> _Task details_: What follows are records. Restate all of them word for word.

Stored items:
○ ○ ○ ○
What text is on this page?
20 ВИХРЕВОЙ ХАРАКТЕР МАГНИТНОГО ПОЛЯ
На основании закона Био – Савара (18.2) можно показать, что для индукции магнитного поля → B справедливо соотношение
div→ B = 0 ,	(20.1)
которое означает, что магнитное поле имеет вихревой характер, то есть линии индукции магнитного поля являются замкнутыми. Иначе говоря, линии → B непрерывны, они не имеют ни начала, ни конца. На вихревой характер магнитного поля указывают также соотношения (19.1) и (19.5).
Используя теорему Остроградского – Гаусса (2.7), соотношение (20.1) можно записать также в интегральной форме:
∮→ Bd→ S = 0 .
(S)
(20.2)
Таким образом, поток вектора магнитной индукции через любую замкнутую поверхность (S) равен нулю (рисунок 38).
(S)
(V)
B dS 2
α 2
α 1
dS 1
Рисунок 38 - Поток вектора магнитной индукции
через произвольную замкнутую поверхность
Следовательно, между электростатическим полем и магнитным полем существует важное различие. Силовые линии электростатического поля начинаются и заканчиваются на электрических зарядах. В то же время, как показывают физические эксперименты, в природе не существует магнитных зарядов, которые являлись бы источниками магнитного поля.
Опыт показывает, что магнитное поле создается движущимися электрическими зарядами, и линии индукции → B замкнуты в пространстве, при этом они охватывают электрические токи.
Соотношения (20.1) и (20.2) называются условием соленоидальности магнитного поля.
○ ○ ○ ○
> _Final result_:
What text is on this page?
20 ВИХРЕВОЙ ХАРАКТЕР МАГНИТНОГО ПОЛЯ
На основании закона Био – Савара (18.2) можно показать, что для индукции магнитного поля → B справедливо соотношение
div→ B = 0 ,	(20.1)
которое означает, что магнитное поле имеет вихревой характер, то есть линии индукции магнитного поля являются замкнутыми. Иначе говоря, линии → B непрерывны, они не имеют ни начала, ни конца. На вихревой характер магнитного поля указывают также соотношения (19.1) и (19.5).
Используя теорему Остроградского – Гаусса (2.7), соотношение (20.1) можно записать также в интегральной форме:
∮→ Bd→ S = 0 .
(S)
(20.2)
Таким образом, поток вектора магнитной индукции через любую замкнутую поверхность (S) равен нулю (рисунок 38).
(S)
(V)
B dS 2
α 2
α 1
dS 1
Рисунок 38 - Поток вектора магнитной индукции
через произвольную замкнутую поверхность
Следовательно, между электростатическим полем и магнитным полем существует важное различие. Силовые линии электростатического поля начинаются и заканчиваются на электрических зарядах. В то же время, как показывают физические эксперименты, в природе не существует магнитных зарядов, которые являлись бы источниками магнитного поля.
Опыт показывает, что магнитное поле создается движущимися электрическими зарядами, и линии индукции → B замкнуты в пространстве, при этом они охватывают электрические токи.
Соотношения (20.1) и (20.2) называются условием соленоидальности магнитного поля.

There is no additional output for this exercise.